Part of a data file
──────────────────────────────

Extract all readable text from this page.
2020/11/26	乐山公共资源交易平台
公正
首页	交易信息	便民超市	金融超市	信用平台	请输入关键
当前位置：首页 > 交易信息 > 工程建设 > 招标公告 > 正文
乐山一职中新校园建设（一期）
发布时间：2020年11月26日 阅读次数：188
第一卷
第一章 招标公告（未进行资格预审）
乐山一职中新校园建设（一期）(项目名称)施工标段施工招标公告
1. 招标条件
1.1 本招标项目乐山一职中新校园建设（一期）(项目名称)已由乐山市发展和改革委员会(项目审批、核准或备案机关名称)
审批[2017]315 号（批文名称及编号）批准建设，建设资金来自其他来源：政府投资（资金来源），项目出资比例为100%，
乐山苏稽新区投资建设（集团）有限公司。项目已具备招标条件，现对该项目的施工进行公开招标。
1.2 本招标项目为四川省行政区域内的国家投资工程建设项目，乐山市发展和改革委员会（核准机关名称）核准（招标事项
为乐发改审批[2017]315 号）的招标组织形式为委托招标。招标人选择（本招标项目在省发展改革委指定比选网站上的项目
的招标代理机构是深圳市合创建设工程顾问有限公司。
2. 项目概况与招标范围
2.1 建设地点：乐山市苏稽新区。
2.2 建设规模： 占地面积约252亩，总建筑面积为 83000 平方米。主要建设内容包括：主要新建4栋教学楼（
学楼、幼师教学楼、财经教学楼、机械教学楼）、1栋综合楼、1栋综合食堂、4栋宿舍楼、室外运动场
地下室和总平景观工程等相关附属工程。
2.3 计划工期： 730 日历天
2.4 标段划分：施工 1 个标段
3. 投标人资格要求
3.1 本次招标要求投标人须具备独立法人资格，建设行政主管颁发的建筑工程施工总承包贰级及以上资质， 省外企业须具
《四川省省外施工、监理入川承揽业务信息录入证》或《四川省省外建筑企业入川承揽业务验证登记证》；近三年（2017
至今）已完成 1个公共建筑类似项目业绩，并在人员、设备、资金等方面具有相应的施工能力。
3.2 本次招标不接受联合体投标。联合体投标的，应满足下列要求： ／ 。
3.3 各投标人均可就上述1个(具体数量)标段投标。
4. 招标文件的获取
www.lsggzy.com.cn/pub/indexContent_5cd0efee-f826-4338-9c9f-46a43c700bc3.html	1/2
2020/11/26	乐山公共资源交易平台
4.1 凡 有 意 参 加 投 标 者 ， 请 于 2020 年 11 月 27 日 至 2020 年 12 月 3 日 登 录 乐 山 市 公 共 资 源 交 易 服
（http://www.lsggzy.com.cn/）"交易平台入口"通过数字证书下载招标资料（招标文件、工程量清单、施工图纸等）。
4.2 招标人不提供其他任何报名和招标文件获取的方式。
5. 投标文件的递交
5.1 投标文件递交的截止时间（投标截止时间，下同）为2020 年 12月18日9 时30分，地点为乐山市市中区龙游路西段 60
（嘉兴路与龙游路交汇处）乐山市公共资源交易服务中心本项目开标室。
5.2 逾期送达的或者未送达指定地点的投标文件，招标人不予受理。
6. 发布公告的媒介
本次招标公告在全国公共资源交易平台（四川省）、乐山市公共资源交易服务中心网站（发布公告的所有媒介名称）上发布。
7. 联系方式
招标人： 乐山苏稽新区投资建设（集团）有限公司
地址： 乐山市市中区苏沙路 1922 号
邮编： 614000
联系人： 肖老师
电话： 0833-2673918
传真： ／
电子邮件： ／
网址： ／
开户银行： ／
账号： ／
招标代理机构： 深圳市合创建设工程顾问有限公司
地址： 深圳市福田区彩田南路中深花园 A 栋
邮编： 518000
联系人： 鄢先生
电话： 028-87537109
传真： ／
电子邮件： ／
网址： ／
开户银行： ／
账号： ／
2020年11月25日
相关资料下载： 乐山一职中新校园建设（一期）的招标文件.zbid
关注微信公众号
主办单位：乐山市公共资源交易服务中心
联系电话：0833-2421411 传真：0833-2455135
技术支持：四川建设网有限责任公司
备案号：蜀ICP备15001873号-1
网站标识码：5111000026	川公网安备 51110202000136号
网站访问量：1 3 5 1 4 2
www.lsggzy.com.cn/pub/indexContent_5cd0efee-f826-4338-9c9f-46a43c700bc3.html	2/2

──────────────────────────────

**EXERCISE**
Print the whole listing again, exactly.

**WORKED ANSWER**
Extract all readable text from this page.
2020/11/26	乐山公共资源交易平台
公正
首页	交易信息	便民超市	金融超市	信用平台	请输入关键
当前位置：首页 > 交易信息 > 工程建设 > 招标公告 > 正文
乐山一职中新校园建设（一期）
发布时间：2020年11月26日 阅读次数：188
第一卷
第一章 招标公告（未进行资格预审）
乐山一职中新校园建设（一期）(项目名称)施工标段施工招标公告
1. 招标条件
1.1 本招标项目乐山一职中新校园建设（一期）(项目名称)已由乐山市发展和改革委员会(项目审批、核准或备案机关名称)
审批[2017]315 号（批文名称及编号）批准建设，建设资金来自其他来源：政府投资（资金来源），项目出资比例为100%，
乐山苏稽新区投资建设（集团）有限公司。项目已具备招标条件，现对该项目的施工进行公开招标。
1.2 本招标项目为四川省行政区域内的国家投资工程建设项目，乐山市发展和改革委员会（核准机关名称）核准（招标事项
为乐发改审批[2017]315 号）的招标组织形式为委托招标。招标人选择（本招标项目在省发展改革委指定比选网站上的项目
的招标代理机构是深圳市合创建设工程顾问有限公司。
2. 项目概况与招标范围
2.1 建设地点：乐山市苏稽新区。
2.2 建设规模： 占地面积约252亩，总建筑面积为 83000 平方米。主要建设内容包括：主要新建4栋教学楼（
学楼、幼师教学楼、财经教学楼、机械教学楼）、1栋综合楼、1栋综合食堂、4栋宿舍楼、室外运动场
地下室和总平景观工程等相关附属工程。
2.3 计划工期： 730 日历天
2.4 标段划分：施工 1 个标段
3. 投标人资格要求
3.1 本次招标要求投标人须具备独立法人资格，建设行政主管颁发的建筑工程施工总承包贰级及以上资质， 省外企业须具
《四川省省外施工、监理入川承揽业务信息录入证》或《四川省省外建筑企业入川承揽业务验证登记证》；近三年（2017
至今）已完成 1个公共建筑类似项目业绩，并在人员、设备、资金等方面具有相应的施工能力。
3.2 本次招标不接受联合体投标。联合体投标的，应满足下列要求： ／ 。
3.3 各投标人均可就上述1个(具体数量)标段投标。
4. 招标文件的获取
www.lsggzy.com.cn/pub/indexContent_5cd0efee-f826-4338-9c9f-46a43c700bc3.html	1/2
2020/11/26	乐山公共资源交易平台
4.1 凡 有 意 参 加 投 标 者 ， 请 于 2020 年 11 月 27 日 至 2020 年 12 月 3 日 登 录 乐 山 市 公 共 资 源 交 易 服
（http://www.lsggzy.com.cn/）"交易平台入口"通过数字证书下载招标资料（招标文件、工程量清单、施工图纸等）。
4.2 招标人不提供其他任何报名和招标文件获取的方式。
5. 投标文件的递交
5.1 投标文件递交的截止时间（投标截止时间，下同）为2020 年 12月18日9 时30分，地点为乐山市市中区龙游路西段 60
（嘉兴路与龙游路交汇处）乐山市公共资源交易服务中心本项目开标室。
5.2 逾期送达的或者未送达指定地点的投标文件，招标人不予受理。
6. 发布公告的媒介
本次招标公告在全国公共资源交易平台（四川省）、乐山市公共资源交易服务中心网站（发布公告的所有媒介名称）上发布。
7. 联系方式
招标人： 乐山苏稽新区投资建设（集团）有限公司
地址： 乐山市市中区苏沙路 1922 号
邮编： 614000
联系人： 肖老师
电话： 0833-2673918
传真： ／
电子邮件： ／
网址： ／
开户银行： ／
账号： ／
招标代理机构： 深圳市合创建设工程顾问有限公司
地址： 深圳市福田区彩田南路中深花园 A 栋
邮编： 518000
联系人： 鄢先生
电话： 028-87537109
传真： ／
电子邮件： ／
网址： ／
开户银行： ／
账号： ／
2020年11月25日
相关资料下载： 乐山一职中新校园建设（一期）的招标文件.zbid
关注微信公众号
主办单位：乐山市公共资源交易服务中心
联系电话：0833-2421411 传真：0833-2455135
技术支持：四川建设网有限责任公司
备案号：蜀ICP备15001873号-1
网站标识码：5111000026	川公网安备 51110202000136号
网站访问量：1 3 5 1 4 2
www.lsggzy.com.cn/pub/indexContent_5cd0efee-f826-4338-9c9f-46a43c700bc3.html	2/2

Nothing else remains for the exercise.